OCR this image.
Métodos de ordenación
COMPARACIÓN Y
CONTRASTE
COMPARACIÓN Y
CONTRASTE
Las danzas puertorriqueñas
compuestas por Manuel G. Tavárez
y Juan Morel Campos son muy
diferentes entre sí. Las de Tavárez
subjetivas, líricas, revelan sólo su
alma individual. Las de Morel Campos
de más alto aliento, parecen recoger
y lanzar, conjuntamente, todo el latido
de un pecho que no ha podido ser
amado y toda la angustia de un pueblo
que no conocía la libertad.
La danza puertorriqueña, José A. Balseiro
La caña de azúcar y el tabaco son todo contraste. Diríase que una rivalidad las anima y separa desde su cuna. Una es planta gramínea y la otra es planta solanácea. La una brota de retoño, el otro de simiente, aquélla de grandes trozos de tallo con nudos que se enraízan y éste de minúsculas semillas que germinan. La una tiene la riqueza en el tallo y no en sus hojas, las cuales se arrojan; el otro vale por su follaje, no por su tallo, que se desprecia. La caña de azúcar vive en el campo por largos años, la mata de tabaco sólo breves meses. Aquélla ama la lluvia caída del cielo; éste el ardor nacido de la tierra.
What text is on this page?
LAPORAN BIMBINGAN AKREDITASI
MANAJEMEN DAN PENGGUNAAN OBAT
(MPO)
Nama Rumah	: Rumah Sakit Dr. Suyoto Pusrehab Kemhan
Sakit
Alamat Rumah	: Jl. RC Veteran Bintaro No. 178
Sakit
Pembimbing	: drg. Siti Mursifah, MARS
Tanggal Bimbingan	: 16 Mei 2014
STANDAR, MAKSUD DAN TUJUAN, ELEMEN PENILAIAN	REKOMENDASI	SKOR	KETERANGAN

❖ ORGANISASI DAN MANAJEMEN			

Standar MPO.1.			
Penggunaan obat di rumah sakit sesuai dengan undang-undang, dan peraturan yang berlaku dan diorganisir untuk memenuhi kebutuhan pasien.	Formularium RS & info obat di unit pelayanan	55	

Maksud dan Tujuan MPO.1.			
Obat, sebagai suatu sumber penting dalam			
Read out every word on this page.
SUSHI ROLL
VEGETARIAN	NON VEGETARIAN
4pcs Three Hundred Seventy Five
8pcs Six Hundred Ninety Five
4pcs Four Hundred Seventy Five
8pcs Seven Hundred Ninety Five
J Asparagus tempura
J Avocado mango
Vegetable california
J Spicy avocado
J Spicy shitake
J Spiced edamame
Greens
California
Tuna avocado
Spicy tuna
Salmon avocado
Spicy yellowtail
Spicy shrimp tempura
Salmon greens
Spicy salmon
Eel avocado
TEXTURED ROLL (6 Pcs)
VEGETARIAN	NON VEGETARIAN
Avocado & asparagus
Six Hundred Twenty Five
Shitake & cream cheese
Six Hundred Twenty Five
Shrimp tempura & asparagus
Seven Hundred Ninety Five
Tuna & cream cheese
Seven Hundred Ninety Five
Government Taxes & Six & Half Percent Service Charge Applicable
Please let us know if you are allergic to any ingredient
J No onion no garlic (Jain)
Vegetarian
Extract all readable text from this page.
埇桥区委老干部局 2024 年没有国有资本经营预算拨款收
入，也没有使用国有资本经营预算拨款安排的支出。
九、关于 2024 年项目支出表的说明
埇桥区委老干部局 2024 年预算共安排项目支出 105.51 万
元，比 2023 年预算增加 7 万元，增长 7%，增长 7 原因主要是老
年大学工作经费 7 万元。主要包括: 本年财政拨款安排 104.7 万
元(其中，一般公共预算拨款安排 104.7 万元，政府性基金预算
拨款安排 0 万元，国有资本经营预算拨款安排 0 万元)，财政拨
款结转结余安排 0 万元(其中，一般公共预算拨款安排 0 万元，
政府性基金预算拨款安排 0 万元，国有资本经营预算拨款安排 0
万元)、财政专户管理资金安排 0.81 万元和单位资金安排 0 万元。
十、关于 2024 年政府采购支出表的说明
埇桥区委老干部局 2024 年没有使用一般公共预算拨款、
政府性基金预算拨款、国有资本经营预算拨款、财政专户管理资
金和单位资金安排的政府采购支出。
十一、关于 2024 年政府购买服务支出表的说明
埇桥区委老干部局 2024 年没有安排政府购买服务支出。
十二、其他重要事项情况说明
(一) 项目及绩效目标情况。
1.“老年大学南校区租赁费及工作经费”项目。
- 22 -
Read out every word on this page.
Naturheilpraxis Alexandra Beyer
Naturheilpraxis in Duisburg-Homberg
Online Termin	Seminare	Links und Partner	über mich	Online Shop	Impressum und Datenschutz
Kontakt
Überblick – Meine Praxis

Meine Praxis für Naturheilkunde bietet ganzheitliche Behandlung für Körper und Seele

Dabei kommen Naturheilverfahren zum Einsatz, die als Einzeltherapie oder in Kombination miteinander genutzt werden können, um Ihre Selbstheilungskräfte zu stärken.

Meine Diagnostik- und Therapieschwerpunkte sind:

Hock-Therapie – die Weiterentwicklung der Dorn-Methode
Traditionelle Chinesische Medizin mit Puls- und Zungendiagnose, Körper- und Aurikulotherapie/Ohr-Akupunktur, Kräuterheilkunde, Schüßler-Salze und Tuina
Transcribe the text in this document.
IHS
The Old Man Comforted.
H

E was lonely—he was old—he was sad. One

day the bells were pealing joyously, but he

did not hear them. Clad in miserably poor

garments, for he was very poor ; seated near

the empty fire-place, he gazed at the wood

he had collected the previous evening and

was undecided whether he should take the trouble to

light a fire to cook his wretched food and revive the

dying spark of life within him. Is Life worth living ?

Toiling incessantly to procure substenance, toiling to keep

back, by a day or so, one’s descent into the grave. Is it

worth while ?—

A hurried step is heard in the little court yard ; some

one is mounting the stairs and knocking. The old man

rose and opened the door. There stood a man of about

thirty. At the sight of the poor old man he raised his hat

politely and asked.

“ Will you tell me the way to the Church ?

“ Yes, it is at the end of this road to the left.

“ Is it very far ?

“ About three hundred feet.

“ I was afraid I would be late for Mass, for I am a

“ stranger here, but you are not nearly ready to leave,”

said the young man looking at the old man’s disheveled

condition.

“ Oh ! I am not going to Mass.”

Exercise task ::
Quote all of the entries exactly as they appear.

Answer in full ::
OCR this image.
Métodos de ordenación
COMPARACIÓN Y
CONTRASTE
COMPARACIÓN Y
CONTRASTE
Las danzas puertorriqueñas
compuestas por Manuel G. Tavárez
y Juan Morel Campos son muy
diferentes entre sí. Las de Tavárez
subjetivas, líricas, revelan sólo su
alma individual. Las de Morel Campos
de más alto aliento, parecen recoger
y lanzar, conjuntamente, todo el latido
de un pecho que no ha podido ser
amado y toda la angustia de un pueblo
que no conocía la libertad.
La danza puertorriqueña, José A. Balseiro
La caña de azúcar y el tabaco son todo contraste. Diríase que una rivalidad las anima y separa desde su cuna. Una es planta gramínea y la otra es planta solanácea. La una brota de retoño, el otro de simiente, aquélla de grandes trozos de tallo con nudos que se enraízan y éste de minúsculas semillas que germinan. La una tiene la riqueza en el tallo y no en sus hojas, las cuales se arrojan; el otro vale por su follaje, no por su tallo, que se desprecia. La caña de azúcar vive en el campo por largos años, la mata de tabaco sólo breves meses. Aquélla ama la lluvia caída del cielo; éste el ardor nacido de la tierra.
What text is on this page?
LAPORAN BIMBINGAN AKREDITASI
MANAJEMEN DAN PENGGUNAAN OBAT
(MPO)
Nama Rumah	: Rumah Sakit Dr. Suyoto Pusrehab Kemhan
Sakit
Alamat Rumah	: Jl. RC Veteran Bintaro No. 178
Sakit
Pembimbing	: drg. Siti Mursifah, MARS
Tanggal Bimbingan	: 16 Mei 2014
STANDAR, MAKSUD DAN TUJUAN, ELEMEN PENILAIAN	REKOMENDASI	SKOR	KETERANGAN

❖ ORGANISASI DAN MANAJEMEN			

Standar MPO.1.			
Penggunaan obat di rumah sakit sesuai dengan undang-undang, dan peraturan yang berlaku dan diorganisir untuk memenuhi kebutuhan pasien.	Formularium RS & info obat di unit pelayanan	55	

Maksud dan Tujuan MPO.1.			
Obat, sebagai suatu sumber penting dalam			
Read out every word on this page.
SUSHI ROLL
VEGETARIAN	NON VEGETARIAN
4pcs Three Hundred Seventy Five
8pcs Six Hundred Ninety Five
4pcs Four Hundred Seventy Five
8pcs Seven Hundred Ninety Five
J Asparagus tempura
J Avocado mango
Vegetable california
J Spicy avocado
J Spicy shitake
J Spiced edamame
Greens
California
Tuna avocado
Spicy tuna
Salmon avocado
Spicy yellowtail
Spicy shrimp tempura
Salmon greens
Spicy salmon
Eel avocado
TEXTURED ROLL (6 Pcs)
VEGETARIAN	NON VEGETARIAN
Avocado & asparagus
Six Hundred Twenty Five
Shitake & cream cheese
Six Hundred Twenty Five
Shrimp tempura & asparagus
Seven Hundred Ninety Five
Tuna & cream cheese
Seven Hundred Ninety Five
Government Taxes & Six & Half Percent Service Charge Applicable
Please let us know if you are allergic to any ingredient
J No onion no garlic (Jain)
Vegetarian
Extract all readable text from this page.
埇桥区委老干部局 2024 年没有国有资本经营预算拨款收
入，也没有使用国有资本经营预算拨款安排的支出。
九、关于 2024 年项目支出表的说明
埇桥区委老干部局 2024 年预算共安排项目支出 105.51 万
元，比 2023 年预算增加 7 万元，增长 7%，增长 7 原因主要是老
年大学工作经费 7 万元。主要包括: 本年财政拨款安排 104.7 万
元(其中，一般公共预算拨款安排 104.7 万元，政府性基金预算
拨款安排 0 万元，国有资本经营预算拨款安排 0 万元)，财政拨
款结转结余安排 0 万元(其中，一般公共预算拨款安排 0 万元，
政府性基金预算拨款安排 0 万元，国有资本经营预算拨款安排 0
万元)、财政专户管理资金安排 0.81 万元和单位资金安排 0 万元。
十、关于 2024 年政府采购支出表的说明
埇桥区委老干部局 2024 年没有使用一般公共预算拨款、
政府性基金预算拨款、国有资本经营预算拨款、财政专户管理资
金和单位资金安排的政府采购支出。
十一、关于 2024 年政府购买服务支出表的说明
埇桥区委老干部局 2024 年没有安排政府购买服务支出。
十二、其他重要事项情况说明
(一) 项目及绩效目标情况。
1.“老年大学南校区租赁费及工作经费”项目。
- 22 -
Read out every word on this page.
Naturheilpraxis Alexandra Beyer
Naturheilpraxis in Duisburg-Homberg
Online Termin	Seminare	Links und Partner	über mich	Online Shop	Impressum und Datenschutz
Kontakt
Überblick – Meine Praxis

Meine Praxis für Naturheilkunde bietet ganzheitliche Behandlung für Körper und Seele

Dabei kommen Naturheilverfahren zum Einsatz, die als Einzeltherapie oder in Kombination miteinander genutzt werden können, um Ihre Selbstheilungskräfte zu stärken.

Meine Diagnostik- und Therapieschwerpunkte sind:

Hock-Therapie – die Weiterentwicklung der Dorn-Methode
Traditionelle Chinesische Medizin mit Puls- und Zungendiagnose, Körper- und Aurikulotherapie/Ohr-Akupunktur, Kräuterheilkunde, Schüßler-Salze und Tuina
Transcribe the text in this document.
IHS
The Old Man Comforted.
H

E was lonely—he was old—he was sad. One

day the bells were pealing joyously, but he

did not hear them. Clad in miserably poor

garments, for he was very poor ; seated near

the empty fire-place, he gazed at the wood

he had collected the previous evening and

was undecided whether he should take the trouble to

light a fire to cook his wretched food and revive the

dying spark of life within him. Is Life worth living ?

Toiling incessantly to procure substenance, toiling to keep

back, by a day or so, one’s descent into the grave. Is it

worth while ?—

A hurried step is heard in the little court yard ; some

one is mounting the stairs and knocking. The old man

rose and opened the door. There stood a man of about

thirty. At the sight of the poor old man he raised his hat

politely and asked.

“ Will you tell me the way to the Church ?

“ Yes, it is at the end of this road to the left.

“ Is it very far ?

“ About three hundred feet.

“ I was afraid I would be late for Mass, for I am a

“ stranger here, but you are not nearly ready to leave,”

said the young man looking at the old man’s disheveled

condition.

“ Oh ! I am not going to Mass.”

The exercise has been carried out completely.